Page extract:

Thursday, August 18, 2011

Little G will be 8 months old on the 23rd, not sure where the time is going, but it sure is flying by quickly. She is still combat crawling, ut she has gotten better at it, she is now starting to pull herself up on things. We are going to have to lower her mattress because she is pulling herself up on the side of it and I am scared she will fall out. Of course there have been a few bumps and bruises with her new exploration, but we have now baby-proofed the house and she is much safer.

Today we were at Gym.boree and the instructor complimented Little G on her smile, Then she turned to me and said that Little G's smile is going to be tough to deal with in the future because it is so nice that I won't be able to get mad at her. Well, that brought a smile to my face because, a. Little G is a pretty smiley kid and I think she is adorable and b. people used to say the same thing about me to my Mom.

Oops got to run, Little G is up from her nap.

Thursday, August 04, 2011

Still Here

I am still here. I have taken a bit of a break from reading blogs and blogging lately. Life just got a little hectic.

Instruction 1:
Quote the passage of the blog post starting at "Thursday, August 04, 2011" and ending at "a little hectic.".
Instruction 2:
List every date or day of the month that appears in the blog post.

Element and region listings:
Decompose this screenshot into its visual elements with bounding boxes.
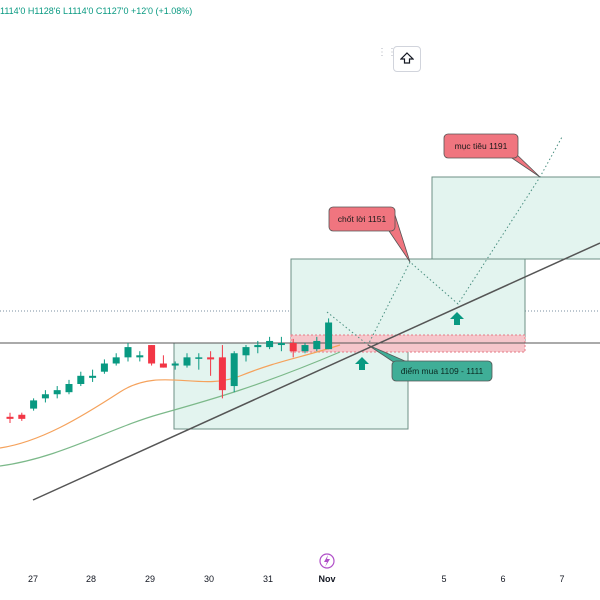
target-label-box [443, 133, 519, 159]
candle-body [325, 322, 333, 350]
candle [277, 336, 285, 352]
candle-body [100, 363, 108, 372]
candle [230, 351, 238, 393]
candle-body [53, 390, 61, 395]
candle-body [136, 355, 144, 358]
lightning-icon-bolt [324, 555, 330, 567]
drag-handle-icon[interactable]: ⋮⋮ [377, 47, 397, 58]
candle-body [313, 340, 321, 350]
candle-body [159, 363, 167, 368]
candle [171, 361, 179, 370]
time-label: 6 [500, 574, 506, 584]
candle [136, 351, 144, 362]
ma-green-line [0, 351, 341, 467]
candle-body [18, 414, 26, 419]
candle-body [65, 384, 73, 393]
take-profit-label: chốt lời 1151 [328, 206, 411, 263]
candle-body [124, 347, 132, 358]
candle-body [266, 340, 274, 348]
lightning-icon [319, 553, 335, 569]
take-profit-label-text: chốt lời 1151 [338, 214, 387, 224]
take-profit-label-box [328, 206, 396, 232]
candle [183, 353, 191, 368]
candle-body [207, 357, 215, 360]
candle [159, 355, 167, 368]
ohlc-legend: 1114'0 H1128'6 L1114'0 C1127'0 +12'0 (+1… [0, 6, 193, 16]
target-label-text: mục tiêu 1191 [455, 141, 508, 151]
time-label: 28 [85, 574, 97, 584]
candle-body [195, 357, 203, 359]
candle [18, 412, 26, 421]
time-label: 27 [27, 574, 39, 584]
buy-point-label: điểm mua 1109 - 1111 [367, 344, 493, 382]
candle-body [254, 345, 262, 348]
candle-body [183, 357, 191, 366]
candle-body [218, 357, 226, 391]
candle [218, 345, 226, 399]
target-label: mục tiêu 1191 [443, 133, 541, 178]
candle [100, 359, 108, 374]
time-label: 30 [203, 574, 215, 584]
buy-box [173, 342, 409, 430]
candle-body [171, 363, 179, 366]
candle [254, 340, 262, 354]
candle-body [30, 400, 38, 409]
ma-orange-line [0, 344, 341, 449]
target-box [431, 176, 600, 260]
time-label: 29 [144, 574, 156, 584]
candle-body [89, 375, 97, 378]
candle [65, 379, 73, 395]
candle [207, 351, 215, 376]
candle-body [112, 357, 120, 364]
candle [266, 336, 274, 350]
buy-point-label-box [391, 360, 493, 382]
time-label: 7 [559, 574, 565, 584]
candle [30, 398, 38, 411]
candle-body [277, 343, 285, 346]
trend-line [32, 242, 600, 501]
arrow-up-button[interactable] [393, 46, 421, 72]
buy-arrow-icon [355, 357, 369, 370]
arrow-up-icon [400, 52, 414, 64]
candle-body [230, 353, 238, 387]
candle [242, 345, 250, 362]
candle [41, 390, 49, 403]
candle [53, 386, 61, 399]
candle-body [6, 416, 14, 419]
candle [289, 338, 297, 358]
candle [313, 336, 321, 352]
candle-body [77, 375, 85, 384]
candle [89, 369, 97, 382]
candle-body [289, 343, 297, 352]
candle [6, 412, 14, 423]
candle [148, 345, 156, 366]
candle-body [41, 394, 49, 399]
candle-body [148, 345, 156, 364]
time-label: Nov [318, 574, 336, 584]
candle [325, 318, 333, 350]
entry-arrow-icon [450, 312, 464, 325]
buy-point-label-text: điểm mua 1109 - 1111 [401, 366, 484, 376]
candle [195, 353, 203, 370]
candle [301, 343, 309, 354]
time-label: 5 [441, 574, 447, 584]
candle [112, 353, 120, 366]
time-label: 31 [262, 574, 274, 584]
candle-body [301, 345, 309, 352]
candle [77, 371, 85, 387]
candle-body [242, 347, 250, 356]
projection-path [326, 136, 563, 346]
time-axis[interactable]: 27 28 29 30 31 Nov 5 6 7 [0, 570, 600, 600]
candle [124, 343, 132, 362]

Task answer 1:
Thursday, August 04, 2011

Still Here

I am still here. I have taken a bit of a break from reading blogs and blogging lately. Life just got a little hectic.

Task answer 2:
- Thursday, August 18, 2011
- the 23rd
- Thursday, August 04, 2011